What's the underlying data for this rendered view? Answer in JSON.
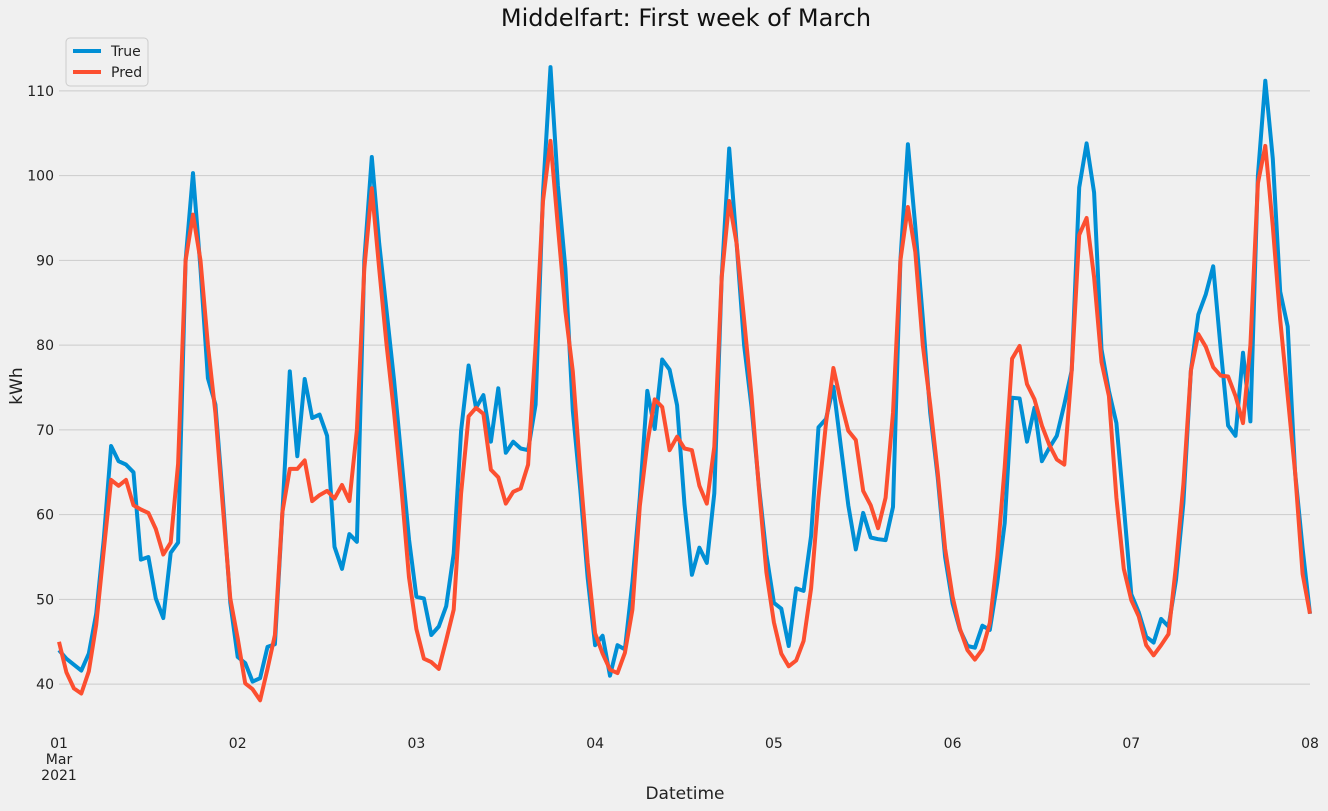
{
  "chart_data": {
    "type": "line",
    "title": "Middelfart: First week of March",
    "xlabel": "Datetime",
    "ylabel": "kWh",
    "ylim": [
      34,
      116
    ],
    "y_ticks": [
      40,
      50,
      60,
      70,
      80,
      90,
      100,
      110
    ],
    "x_range_days": [
      0,
      7
    ],
    "x_ticks": [
      {
        "label": "01",
        "sub": [
          "Mar",
          "2021"
        ],
        "day": 0
      },
      {
        "label": "02",
        "sub": [],
        "day": 1
      },
      {
        "label": "03",
        "sub": [],
        "day": 2
      },
      {
        "label": "04",
        "sub": [],
        "day": 3
      },
      {
        "label": "05",
        "sub": [],
        "day": 4
      },
      {
        "label": "06",
        "sub": [],
        "day": 5
      },
      {
        "label": "07",
        "sub": [],
        "day": 6
      },
      {
        "label": "08",
        "sub": [],
        "day": 7
      }
    ],
    "grid": "horizontal",
    "legend_position": "top-left",
    "x_start": "2021-03-01 00:00",
    "x_interval": "1h",
    "series": [
      {
        "name": "True",
        "color": "#008fd5",
        "values": [
          44,
          43,
          42.3,
          41.6,
          43.6,
          48.3,
          57,
          68.1,
          66.3,
          65.9,
          65,
          54.7,
          55,
          50.1,
          47.8,
          55.5,
          56.7,
          90,
          100.3,
          89,
          76.1,
          73,
          62,
          49.6,
          43.2,
          42.5,
          40.3,
          40.7,
          44.4,
          44.7,
          60.2,
          76.9,
          66.9,
          76,
          71.4,
          71.8,
          69.3,
          56.2,
          53.6,
          57.7,
          56.8,
          90,
          102.2,
          92,
          84,
          75.8,
          66.5,
          57.1,
          50.3,
          50.1,
          45.8,
          46.8,
          49.2,
          55.4,
          69.9,
          77.6,
          72.6,
          74.1,
          68.6,
          74.9,
          67.3,
          68.6,
          67.8,
          67.6,
          73,
          98,
          112.8,
          98.8,
          89,
          72.3,
          62.9,
          52.5,
          44.6,
          45.7,
          41,
          44.6,
          44.1,
          52,
          62,
          74.6,
          70.1,
          78.3,
          77.1,
          72.9,
          61.2,
          52.9,
          56.1,
          54.3,
          62.5,
          88,
          103.2,
          92,
          80,
          72.7,
          63.3,
          55.3,
          49.6,
          48.9,
          44.5,
          51.3,
          51,
          57.5,
          70.3,
          71.3,
          75.1,
          68,
          61.1,
          55.9,
          60.2,
          57.3,
          57.1,
          57,
          60.9,
          90,
          103.7,
          94,
          83.2,
          72,
          64.4,
          55,
          49.5,
          46.4,
          44.5,
          44.3,
          46.9,
          46.4,
          52,
          59,
          73.8,
          73.7,
          68.6,
          72.6,
          66.3,
          67.9,
          69.3,
          73,
          77,
          98.6,
          103.8,
          98,
          79.5,
          74.6,
          70.8,
          61,
          50.6,
          48.5,
          45.6,
          44.9,
          47.7,
          46.8,
          52.3,
          61.4,
          77,
          83.6,
          86,
          89.3,
          79.7,
          70.5,
          69.3,
          79.1,
          71,
          100,
          111.2,
          102,
          86.3,
          82.2,
          65,
          56,
          48.3
        ]
      },
      {
        "name": "Pred",
        "color": "#fc4f30",
        "values": [
          45,
          41.4,
          39.5,
          38.9,
          41.5,
          47,
          55.7,
          64.1,
          63.4,
          64.1,
          61.1,
          60.6,
          60.2,
          58.3,
          55.3,
          56.7,
          66,
          90,
          95.4,
          90,
          80,
          72,
          61,
          50.1,
          45.4,
          40.1,
          39.4,
          38.1,
          41.8,
          45.8,
          60.3,
          65.4,
          65.4,
          66.4,
          61.6,
          62.3,
          62.8,
          61.9,
          63.5,
          61.6,
          70,
          89,
          98.5,
          89,
          80,
          72,
          63,
          52.6,
          46.5,
          43,
          42.6,
          41.8,
          45.2,
          48.8,
          62.5,
          71.6,
          72.6,
          71.9,
          65.3,
          64.4,
          61.3,
          62.7,
          63.1,
          65.9,
          80,
          97,
          104.1,
          94,
          84,
          76.9,
          65,
          54.3,
          46,
          43.6,
          41.7,
          41.3,
          43.7,
          48.8,
          61,
          68.4,
          73.6,
          72.7,
          67.6,
          69.2,
          67.8,
          67.6,
          63.4,
          61.3,
          68,
          88,
          97,
          92,
          83,
          74,
          63,
          53.2,
          47.3,
          43.6,
          42.1,
          42.8,
          45.1,
          51.3,
          62,
          70.8,
          77.3,
          73.3,
          69.9,
          68.8,
          62.8,
          61.1,
          58.4,
          62,
          72,
          90,
          96.3,
          91,
          80,
          73,
          65,
          56,
          50.3,
          46.5,
          44,
          42.9,
          44.1,
          47.2,
          55,
          65.6,
          78.4,
          79.9,
          75.4,
          73.6,
          70.5,
          68.2,
          66.5,
          65.9,
          77,
          93,
          95,
          88,
          78,
          74,
          62,
          53.6,
          49.9,
          48,
          44.6,
          43.4,
          44.6,
          45.9,
          54,
          63.6,
          77,
          81.3,
          79.8,
          77.4,
          76.4,
          76.3,
          74,
          70.8,
          80,
          99.1,
          103.5,
          94,
          83,
          74,
          65,
          53,
          48.3
        ]
      }
    ]
  }
}
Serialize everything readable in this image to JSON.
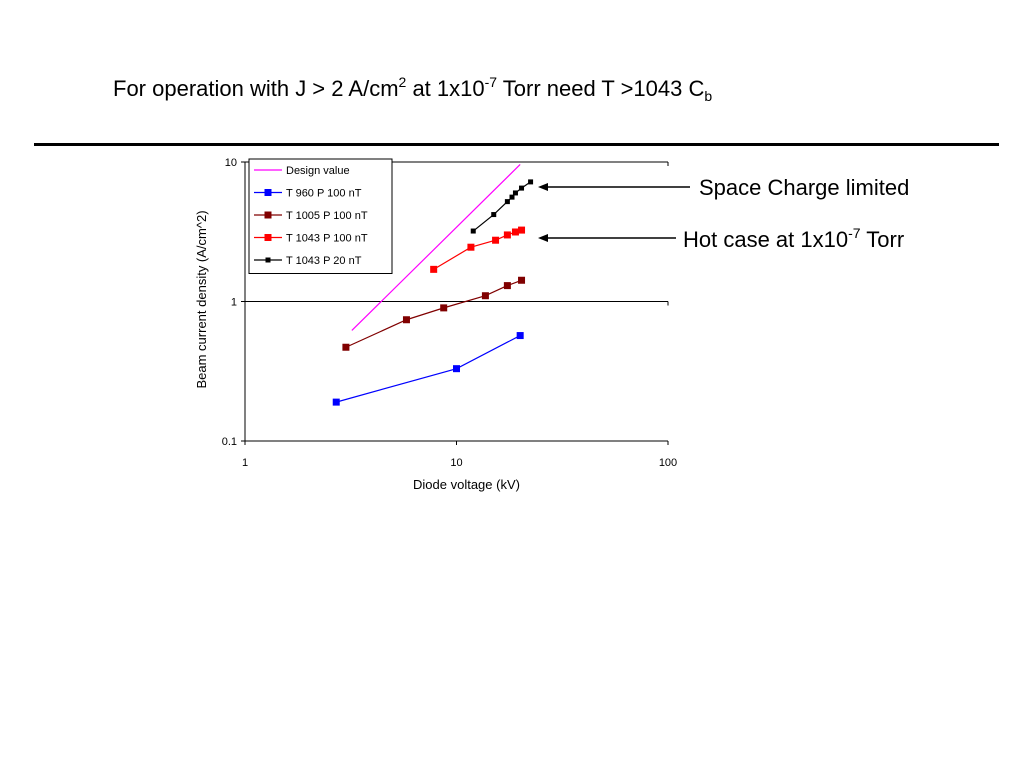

## EXERCISE
Give the material again exactly as it is, but keep the pictures out.

## RESPONSE TO THE EXERCISE
What's the underlying data for this rendered view? Answer in JSON.
{
  "chart_data": {
    "type": "line",
    "title": "Middelfart: First week of March",
    "xlabel": "Datetime",
    "ylabel": "kWh",
    "ylim": [
      34,
      116
    ],
    "y_ticks": [
      40,
      50,
      60,
      70,
      80,
      90,
      100,
      110
    ],
    "x_range_days": [
      0,
      7
    ],
    "x_ticks": [
      {
        "label": "01",
        "sub": [
          "Mar",
          "2021"
        ],
        "day": 0
      },
      {
        "label": "02",
        "sub": [],
        "day": 1
      },
      {
        "label": "03",
        "sub": [],
        "day": 2
      },
      {
        "label": "04",
        "sub": [],
        "day": 3
      },
      {
        "label": "05",
        "sub": [],
        "day": 4
      },
      {
        "label": "06",
        "sub": [],
        "day": 5
      },
      {
        "label": "07",
        "sub": [],
        "day": 6
      },
      {
        "label": "08",
        "sub": [],
        "day": 7
      }
    ],
    "grid": "horizontal",
    "legend_position": "top-left",
    "x_start": "2021-03-01 00:00",
    "x_interval": "1h",
    "series": [
      {
        "name": "True",
        "color": "#008fd5",
        "values": [
          44,
          43,
          42.3,
          41.6,
          43.6,
          48.3,
          57,
          68.1,
          66.3,
          65.9,
          65,
          54.7,
          55,
          50.1,
          47.8,
          55.5,
          56.7,
          90,
          100.3,
          89,
          76.1,
          73,
          62,
          49.6,
          43.2,
          42.5,
          40.3,
          40.7,
          44.4,
          44.7,
          60.2,
          76.9,
          66.9,
          76,
          71.4,
          71.8,
          69.3,
          56.2,
          53.6,
          57.7,
          56.8,
          90,
          102.2,
          92,
          84,
          75.8,
          66.5,
          57.1,
          50.3,
          50.1,
          45.8,
          46.8,
          49.2,
          55.4,
          69.9,
          77.6,
          72.6,
          74.1,
          68.6,
          74.9,
          67.3,
          68.6,
          67.8,
          67.6,
          73,
          98,
          112.8,
          98.8,
          89,
          72.3,
          62.9,
          52.5,
          44.6,
          45.7,
          41,
          44.6,
          44.1,
          52,
          62,
          74.6,
          70.1,
          78.3,
          77.1,
          72.9,
          61.2,
          52.9,
          56.1,
          54.3,
          62.5,
          88,
          103.2,
          92,
          80,
          72.7,
          63.3,
          55.3,
          49.6,
          48.9,
          44.5,
          51.3,
          51,
          57.5,
          70.3,
          71.3,
          75.1,
          68,
          61.1,
          55.9,
          60.2,
          57.3,
          57.1,
          57,
          60.9,
          90,
          103.7,
          94,
          83.2,
          72,
          64.4,
          55,
          49.5,
          46.4,
          44.5,
          44.3,
          46.9,
          46.4,
          52,
          59,
          73.8,
          73.7,
          68.6,
          72.6,
          66.3,
          67.9,
          69.3,
          73,
          77,
          98.6,
          103.8,
          98,
          79.5,
          74.6,
          70.8,
          61,
          50.6,
          48.5,
          45.6,
          44.9,
          47.7,
          46.8,
          52.3,
          61.4,
          77,
          83.6,
          86,
          89.3,
          79.7,
          70.5,
          69.3,
          79.1,
          71,
          100,
          111.2,
          102,
          86.3,
          82.2,
          65,
          56,
          48.3
        ]
      },
      {
        "name": "Pred",
        "color": "#fc4f30",
        "values": [
          45,
          41.4,
          39.5,
          38.9,
          41.5,
          47,
          55.7,
          64.1,
          63.4,
          64.1,
          61.1,
          60.6,
          60.2,
          58.3,
          55.3,
          56.7,
          66,
          90,
          95.4,
          90,
          80,
          72,
          61,
          50.1,
          45.4,
          40.1,
          39.4,
          38.1,
          41.8,
          45.8,
          60.3,
          65.4,
          65.4,
          66.4,
          61.6,
          62.3,
          62.8,
          61.9,
          63.5,
          61.6,
          70,
          89,
          98.5,
          89,
          80,
          72,
          63,
          52.6,
          46.5,
          43,
          42.6,
          41.8,
          45.2,
          48.8,
          62.5,
          71.6,
          72.6,
          71.9,
          65.3,
          64.4,
          61.3,
          62.7,
          63.1,
          65.9,
          80,
          97,
          104.1,
          94,
          84,
          76.9,
          65,
          54.3,
          46,
          43.6,
          41.7,
          41.3,
          43.7,
          48.8,
          61,
          68.4,
          73.6,
          72.7,
          67.6,
          69.2,
          67.8,
          67.6,
          63.4,
          61.3,
          68,
          88,
          97,
          92,
          83,
          74,
          63,
          53.2,
          47.3,
          43.6,
          42.1,
          42.8,
          45.1,
          51.3,
          62,
          70.8,
          77.3,
          73.3,
          69.9,
          68.8,
          62.8,
          61.1,
          58.4,
          62,
          72,
          90,
          96.3,
          91,
          80,
          73,
          65,
          56,
          50.3,
          46.5,
          44,
          42.9,
          44.1,
          47.2,
          55,
          65.6,
          78.4,
          79.9,
          75.4,
          73.6,
          70.5,
          68.2,
          66.5,
          65.9,
          77,
          93,
          95,
          88,
          78,
          74,
          62,
          53.6,
          49.9,
          48,
          44.6,
          43.4,
          44.6,
          45.9,
          54,
          63.6,
          77,
          81.3,
          79.8,
          77.4,
          76.4,
          76.3,
          74,
          70.8,
          80,
          99.1,
          103.5,
          94,
          83,
          74,
          65,
          53,
          48.3
        ]
      }
    ]
  }
}
Serialize everything readable in this image to JSON.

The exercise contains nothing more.